> **RECORDS FOR THE EXERCISE**:
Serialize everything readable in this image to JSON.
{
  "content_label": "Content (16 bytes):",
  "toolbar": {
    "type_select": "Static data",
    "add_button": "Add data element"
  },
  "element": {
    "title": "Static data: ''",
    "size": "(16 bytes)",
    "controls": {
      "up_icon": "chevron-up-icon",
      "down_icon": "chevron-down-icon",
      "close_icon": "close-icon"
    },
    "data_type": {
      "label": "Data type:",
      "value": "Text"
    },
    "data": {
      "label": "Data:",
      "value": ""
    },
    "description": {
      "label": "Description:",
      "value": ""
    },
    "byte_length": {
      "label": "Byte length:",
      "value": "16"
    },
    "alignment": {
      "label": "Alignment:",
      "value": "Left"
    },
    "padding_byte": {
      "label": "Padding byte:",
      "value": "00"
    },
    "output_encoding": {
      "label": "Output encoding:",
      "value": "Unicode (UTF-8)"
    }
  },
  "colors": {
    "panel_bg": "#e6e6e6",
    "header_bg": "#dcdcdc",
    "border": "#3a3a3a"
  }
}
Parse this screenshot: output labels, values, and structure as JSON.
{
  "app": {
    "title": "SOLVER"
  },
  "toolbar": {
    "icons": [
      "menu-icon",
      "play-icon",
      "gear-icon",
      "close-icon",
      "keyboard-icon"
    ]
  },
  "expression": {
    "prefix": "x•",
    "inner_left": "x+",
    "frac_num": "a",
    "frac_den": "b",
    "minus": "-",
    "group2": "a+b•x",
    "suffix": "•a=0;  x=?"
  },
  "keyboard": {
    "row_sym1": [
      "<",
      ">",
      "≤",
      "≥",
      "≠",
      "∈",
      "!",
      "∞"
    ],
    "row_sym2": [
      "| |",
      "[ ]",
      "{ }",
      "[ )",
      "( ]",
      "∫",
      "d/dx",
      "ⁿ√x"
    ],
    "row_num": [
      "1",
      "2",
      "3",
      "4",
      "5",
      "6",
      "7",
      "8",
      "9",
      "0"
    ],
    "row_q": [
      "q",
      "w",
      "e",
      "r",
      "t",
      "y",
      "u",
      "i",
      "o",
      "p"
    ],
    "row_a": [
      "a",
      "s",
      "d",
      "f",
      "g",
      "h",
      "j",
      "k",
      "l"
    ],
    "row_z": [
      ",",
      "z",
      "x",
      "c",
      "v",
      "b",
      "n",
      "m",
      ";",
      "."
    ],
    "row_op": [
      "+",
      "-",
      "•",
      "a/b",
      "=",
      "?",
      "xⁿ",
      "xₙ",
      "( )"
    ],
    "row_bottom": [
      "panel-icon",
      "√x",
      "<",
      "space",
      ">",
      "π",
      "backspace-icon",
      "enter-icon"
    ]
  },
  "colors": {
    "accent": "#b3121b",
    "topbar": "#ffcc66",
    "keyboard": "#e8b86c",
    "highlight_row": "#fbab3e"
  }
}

==

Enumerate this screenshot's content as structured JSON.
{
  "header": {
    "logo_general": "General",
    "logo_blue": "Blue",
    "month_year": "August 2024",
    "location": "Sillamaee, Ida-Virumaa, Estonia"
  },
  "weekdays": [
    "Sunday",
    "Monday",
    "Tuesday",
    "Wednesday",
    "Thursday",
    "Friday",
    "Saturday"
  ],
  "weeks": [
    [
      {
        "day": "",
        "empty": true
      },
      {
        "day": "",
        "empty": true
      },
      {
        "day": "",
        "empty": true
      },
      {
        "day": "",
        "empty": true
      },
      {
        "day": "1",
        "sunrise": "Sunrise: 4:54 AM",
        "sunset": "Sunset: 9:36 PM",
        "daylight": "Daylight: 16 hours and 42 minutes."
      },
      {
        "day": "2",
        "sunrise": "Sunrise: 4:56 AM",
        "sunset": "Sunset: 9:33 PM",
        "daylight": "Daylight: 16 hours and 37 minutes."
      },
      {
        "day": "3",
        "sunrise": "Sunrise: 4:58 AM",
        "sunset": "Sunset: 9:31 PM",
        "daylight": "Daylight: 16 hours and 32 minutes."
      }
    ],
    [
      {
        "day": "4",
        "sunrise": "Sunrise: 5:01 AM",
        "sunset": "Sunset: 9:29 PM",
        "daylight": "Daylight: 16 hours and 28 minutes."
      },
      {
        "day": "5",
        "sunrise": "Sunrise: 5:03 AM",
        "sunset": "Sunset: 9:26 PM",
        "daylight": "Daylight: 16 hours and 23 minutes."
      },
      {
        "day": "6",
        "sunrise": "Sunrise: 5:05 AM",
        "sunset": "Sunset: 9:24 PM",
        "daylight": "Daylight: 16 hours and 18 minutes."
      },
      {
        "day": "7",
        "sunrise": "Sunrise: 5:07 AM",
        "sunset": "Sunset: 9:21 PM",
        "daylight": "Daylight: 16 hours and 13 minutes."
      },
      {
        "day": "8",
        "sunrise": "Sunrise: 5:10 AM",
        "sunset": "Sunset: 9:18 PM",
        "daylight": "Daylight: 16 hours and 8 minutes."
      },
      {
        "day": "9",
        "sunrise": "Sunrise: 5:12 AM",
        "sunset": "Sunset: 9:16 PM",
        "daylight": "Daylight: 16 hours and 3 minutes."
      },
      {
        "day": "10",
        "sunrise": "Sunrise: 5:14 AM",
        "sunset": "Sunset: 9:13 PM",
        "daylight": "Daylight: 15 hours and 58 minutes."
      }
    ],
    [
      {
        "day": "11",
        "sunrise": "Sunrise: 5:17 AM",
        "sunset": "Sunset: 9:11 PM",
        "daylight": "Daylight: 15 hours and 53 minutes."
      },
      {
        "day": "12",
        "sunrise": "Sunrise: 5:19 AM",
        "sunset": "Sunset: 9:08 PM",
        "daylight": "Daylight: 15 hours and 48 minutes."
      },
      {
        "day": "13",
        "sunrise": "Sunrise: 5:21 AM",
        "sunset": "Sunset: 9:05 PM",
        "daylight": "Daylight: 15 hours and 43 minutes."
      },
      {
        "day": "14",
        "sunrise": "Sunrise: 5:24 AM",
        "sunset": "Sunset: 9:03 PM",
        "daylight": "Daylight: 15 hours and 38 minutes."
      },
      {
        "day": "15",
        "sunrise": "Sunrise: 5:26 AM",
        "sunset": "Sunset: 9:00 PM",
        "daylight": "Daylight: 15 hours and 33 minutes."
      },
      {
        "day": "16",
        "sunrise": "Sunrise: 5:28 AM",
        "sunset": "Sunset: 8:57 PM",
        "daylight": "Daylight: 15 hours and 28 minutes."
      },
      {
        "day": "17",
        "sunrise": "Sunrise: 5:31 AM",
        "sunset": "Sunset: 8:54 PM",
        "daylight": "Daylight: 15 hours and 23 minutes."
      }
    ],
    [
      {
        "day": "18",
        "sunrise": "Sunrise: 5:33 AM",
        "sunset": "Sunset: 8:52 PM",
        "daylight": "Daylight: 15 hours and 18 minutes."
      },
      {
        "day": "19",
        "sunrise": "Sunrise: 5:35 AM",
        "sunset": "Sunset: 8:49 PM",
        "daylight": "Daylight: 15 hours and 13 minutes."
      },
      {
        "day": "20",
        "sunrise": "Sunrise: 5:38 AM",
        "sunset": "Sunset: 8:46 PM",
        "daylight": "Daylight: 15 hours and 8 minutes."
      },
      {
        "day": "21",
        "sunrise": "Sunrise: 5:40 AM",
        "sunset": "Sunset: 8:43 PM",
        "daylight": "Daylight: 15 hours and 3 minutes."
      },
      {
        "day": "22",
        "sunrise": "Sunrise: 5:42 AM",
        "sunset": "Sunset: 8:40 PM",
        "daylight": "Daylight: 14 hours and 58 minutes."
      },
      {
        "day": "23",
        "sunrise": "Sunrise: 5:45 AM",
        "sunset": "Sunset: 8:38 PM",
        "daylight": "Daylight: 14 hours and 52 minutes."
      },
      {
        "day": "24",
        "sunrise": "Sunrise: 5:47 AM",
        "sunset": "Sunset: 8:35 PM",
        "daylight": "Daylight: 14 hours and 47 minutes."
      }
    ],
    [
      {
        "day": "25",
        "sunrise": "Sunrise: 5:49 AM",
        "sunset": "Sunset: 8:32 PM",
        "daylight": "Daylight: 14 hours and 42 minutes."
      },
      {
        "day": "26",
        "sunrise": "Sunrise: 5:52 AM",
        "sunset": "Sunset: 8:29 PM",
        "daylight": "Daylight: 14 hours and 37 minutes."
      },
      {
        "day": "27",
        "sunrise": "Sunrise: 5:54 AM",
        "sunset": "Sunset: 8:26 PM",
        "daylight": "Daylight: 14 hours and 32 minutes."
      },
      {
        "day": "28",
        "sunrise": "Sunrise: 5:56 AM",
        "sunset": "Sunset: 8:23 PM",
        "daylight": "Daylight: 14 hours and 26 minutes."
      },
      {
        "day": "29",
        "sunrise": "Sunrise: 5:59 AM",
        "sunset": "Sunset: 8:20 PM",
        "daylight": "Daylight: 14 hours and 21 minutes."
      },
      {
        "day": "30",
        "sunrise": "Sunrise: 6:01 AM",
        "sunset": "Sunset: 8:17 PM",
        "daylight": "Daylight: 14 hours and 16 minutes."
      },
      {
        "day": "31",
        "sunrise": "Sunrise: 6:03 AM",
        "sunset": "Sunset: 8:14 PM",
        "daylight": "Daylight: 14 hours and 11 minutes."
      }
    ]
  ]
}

---

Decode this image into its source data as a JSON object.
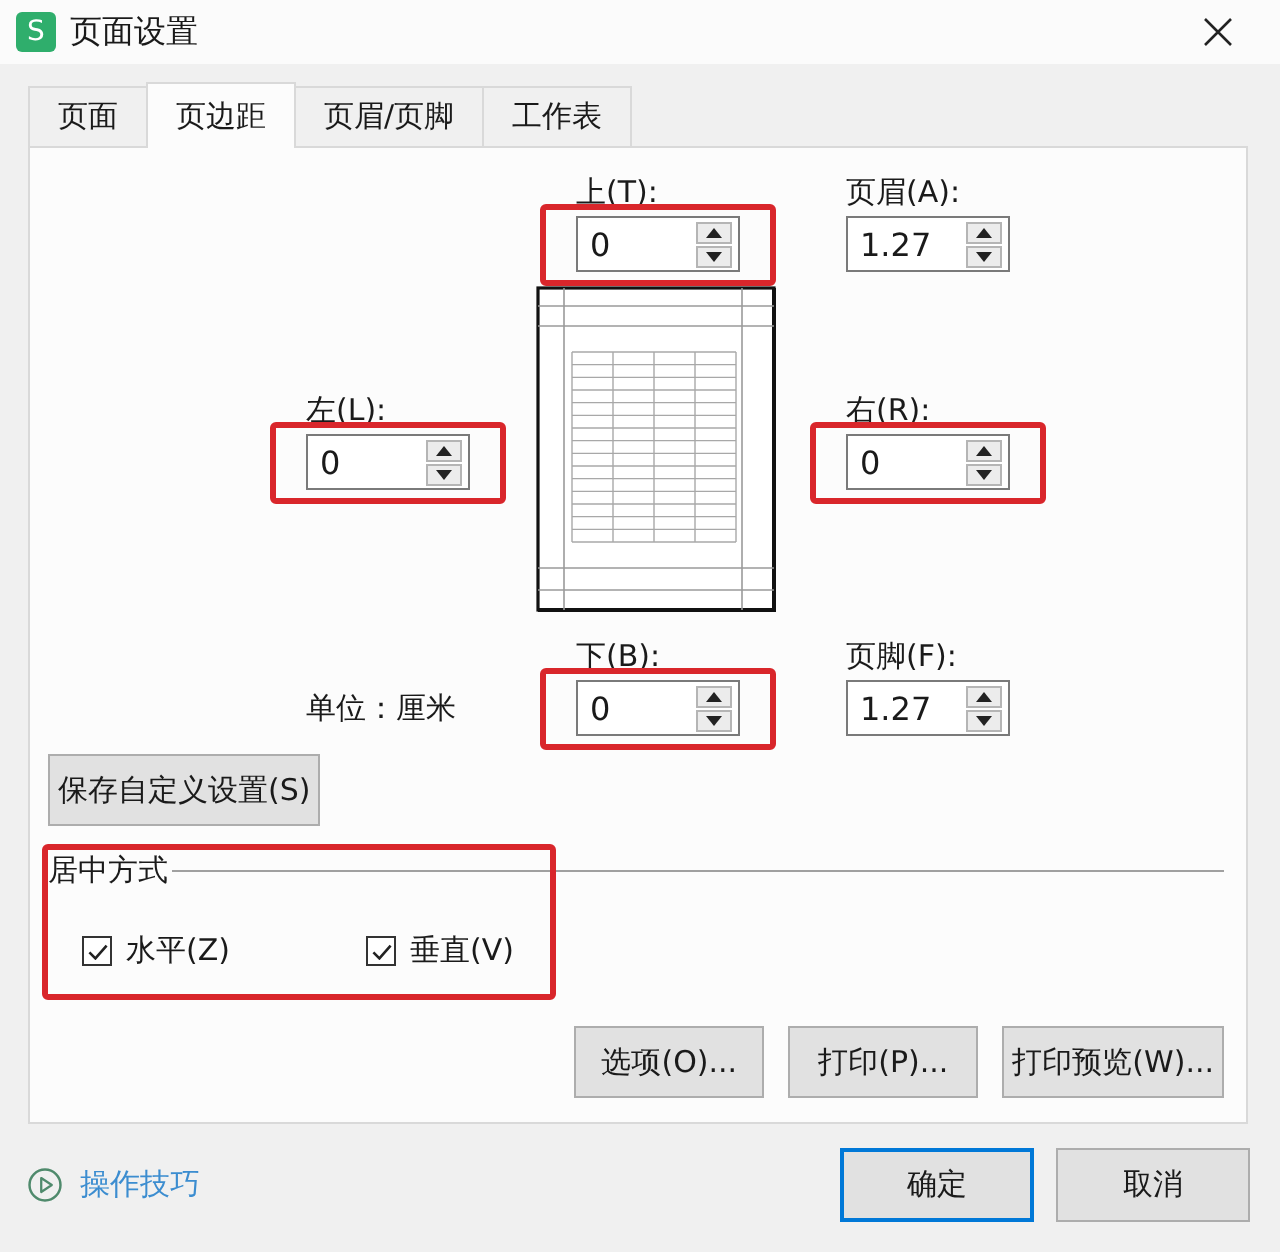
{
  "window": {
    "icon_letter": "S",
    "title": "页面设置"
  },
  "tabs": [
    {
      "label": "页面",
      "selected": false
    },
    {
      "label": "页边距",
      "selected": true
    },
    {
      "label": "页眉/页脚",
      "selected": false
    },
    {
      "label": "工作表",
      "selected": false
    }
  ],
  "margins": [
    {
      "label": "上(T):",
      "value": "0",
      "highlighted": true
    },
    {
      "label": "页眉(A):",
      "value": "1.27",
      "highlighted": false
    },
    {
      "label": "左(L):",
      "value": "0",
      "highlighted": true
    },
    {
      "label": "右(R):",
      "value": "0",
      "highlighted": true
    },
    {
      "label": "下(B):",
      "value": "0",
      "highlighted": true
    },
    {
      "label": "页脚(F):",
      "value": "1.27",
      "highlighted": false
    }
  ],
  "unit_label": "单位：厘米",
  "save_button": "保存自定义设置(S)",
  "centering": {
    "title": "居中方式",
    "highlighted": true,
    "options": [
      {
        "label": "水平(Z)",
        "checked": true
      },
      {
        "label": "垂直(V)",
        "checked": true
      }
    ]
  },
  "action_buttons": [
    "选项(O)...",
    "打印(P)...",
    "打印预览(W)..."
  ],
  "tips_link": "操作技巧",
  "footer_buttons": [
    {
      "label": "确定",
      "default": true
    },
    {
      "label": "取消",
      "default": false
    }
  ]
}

> **WORK TO COMPLETE**: Look through the entries above; copy every line holding the string "title".

> **CORRECT RESPONSE**:
    "title": "Static data: ''",
    "title": "SOLVER"
    "title": "页面设置"
    "title": "居中方式",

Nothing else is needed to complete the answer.